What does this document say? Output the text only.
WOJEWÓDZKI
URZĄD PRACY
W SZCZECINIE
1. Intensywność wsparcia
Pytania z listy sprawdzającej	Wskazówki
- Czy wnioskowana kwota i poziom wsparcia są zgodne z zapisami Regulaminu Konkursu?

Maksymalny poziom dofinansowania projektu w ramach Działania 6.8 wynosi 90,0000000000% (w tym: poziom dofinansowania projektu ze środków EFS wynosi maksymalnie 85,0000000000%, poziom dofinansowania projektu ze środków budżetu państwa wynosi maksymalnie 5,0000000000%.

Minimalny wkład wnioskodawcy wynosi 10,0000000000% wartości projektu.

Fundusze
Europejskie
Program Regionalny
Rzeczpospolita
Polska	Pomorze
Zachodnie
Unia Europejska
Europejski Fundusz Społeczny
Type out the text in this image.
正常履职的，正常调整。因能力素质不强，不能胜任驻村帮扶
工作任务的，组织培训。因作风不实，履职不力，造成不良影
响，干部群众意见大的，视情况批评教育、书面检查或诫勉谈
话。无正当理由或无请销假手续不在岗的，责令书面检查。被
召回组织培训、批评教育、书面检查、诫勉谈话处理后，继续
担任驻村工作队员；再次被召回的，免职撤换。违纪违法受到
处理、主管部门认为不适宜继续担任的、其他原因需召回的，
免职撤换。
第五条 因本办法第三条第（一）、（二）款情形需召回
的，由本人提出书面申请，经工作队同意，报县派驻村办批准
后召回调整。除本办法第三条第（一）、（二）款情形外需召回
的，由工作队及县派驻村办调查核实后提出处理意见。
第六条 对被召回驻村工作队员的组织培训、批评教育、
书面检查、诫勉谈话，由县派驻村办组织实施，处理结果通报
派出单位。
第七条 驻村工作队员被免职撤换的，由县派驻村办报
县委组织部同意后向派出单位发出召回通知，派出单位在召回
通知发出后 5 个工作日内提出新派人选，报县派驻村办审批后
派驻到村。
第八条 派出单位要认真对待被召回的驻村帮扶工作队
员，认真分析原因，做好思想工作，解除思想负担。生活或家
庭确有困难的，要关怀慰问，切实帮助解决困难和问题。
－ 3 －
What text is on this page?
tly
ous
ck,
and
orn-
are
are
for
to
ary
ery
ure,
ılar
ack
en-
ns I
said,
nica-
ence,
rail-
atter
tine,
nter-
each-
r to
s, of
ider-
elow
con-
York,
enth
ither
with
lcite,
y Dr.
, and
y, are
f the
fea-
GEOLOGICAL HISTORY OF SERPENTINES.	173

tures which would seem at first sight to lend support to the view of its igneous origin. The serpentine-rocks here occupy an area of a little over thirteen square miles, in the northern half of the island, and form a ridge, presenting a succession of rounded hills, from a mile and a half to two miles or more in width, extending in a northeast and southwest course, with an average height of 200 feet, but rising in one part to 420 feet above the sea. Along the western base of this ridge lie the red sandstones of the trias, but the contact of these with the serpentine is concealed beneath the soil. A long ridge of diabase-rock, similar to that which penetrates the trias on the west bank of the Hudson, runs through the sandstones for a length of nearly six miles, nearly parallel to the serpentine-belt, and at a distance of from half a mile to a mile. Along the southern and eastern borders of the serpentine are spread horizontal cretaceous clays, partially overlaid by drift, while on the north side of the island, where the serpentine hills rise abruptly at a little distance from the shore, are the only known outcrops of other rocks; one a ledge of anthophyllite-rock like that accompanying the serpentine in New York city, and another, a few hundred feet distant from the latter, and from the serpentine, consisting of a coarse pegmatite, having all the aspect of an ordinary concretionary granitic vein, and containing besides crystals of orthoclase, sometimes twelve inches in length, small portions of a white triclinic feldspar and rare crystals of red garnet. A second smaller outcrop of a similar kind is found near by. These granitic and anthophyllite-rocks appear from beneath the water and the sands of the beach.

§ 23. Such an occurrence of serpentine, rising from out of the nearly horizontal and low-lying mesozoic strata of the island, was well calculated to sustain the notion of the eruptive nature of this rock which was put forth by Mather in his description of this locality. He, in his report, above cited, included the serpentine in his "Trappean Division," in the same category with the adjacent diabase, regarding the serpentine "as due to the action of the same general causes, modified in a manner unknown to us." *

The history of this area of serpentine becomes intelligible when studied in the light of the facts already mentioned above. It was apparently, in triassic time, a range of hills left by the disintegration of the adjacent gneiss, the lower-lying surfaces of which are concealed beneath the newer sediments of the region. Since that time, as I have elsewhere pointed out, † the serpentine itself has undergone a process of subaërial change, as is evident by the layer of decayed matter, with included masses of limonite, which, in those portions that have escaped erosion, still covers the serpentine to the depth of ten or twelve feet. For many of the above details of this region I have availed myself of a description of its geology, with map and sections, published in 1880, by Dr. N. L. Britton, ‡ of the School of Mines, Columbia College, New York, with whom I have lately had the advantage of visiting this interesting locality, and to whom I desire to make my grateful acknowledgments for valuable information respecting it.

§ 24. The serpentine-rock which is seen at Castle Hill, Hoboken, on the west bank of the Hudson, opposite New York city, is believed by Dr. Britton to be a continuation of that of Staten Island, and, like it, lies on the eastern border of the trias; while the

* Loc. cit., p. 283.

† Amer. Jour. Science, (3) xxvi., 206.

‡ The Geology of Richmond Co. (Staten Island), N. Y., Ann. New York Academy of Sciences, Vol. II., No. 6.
****
▶ What is expected: Your answer should be only a number: how many lines of the data above contain the string "Staten"?

▶ Complete answer: 2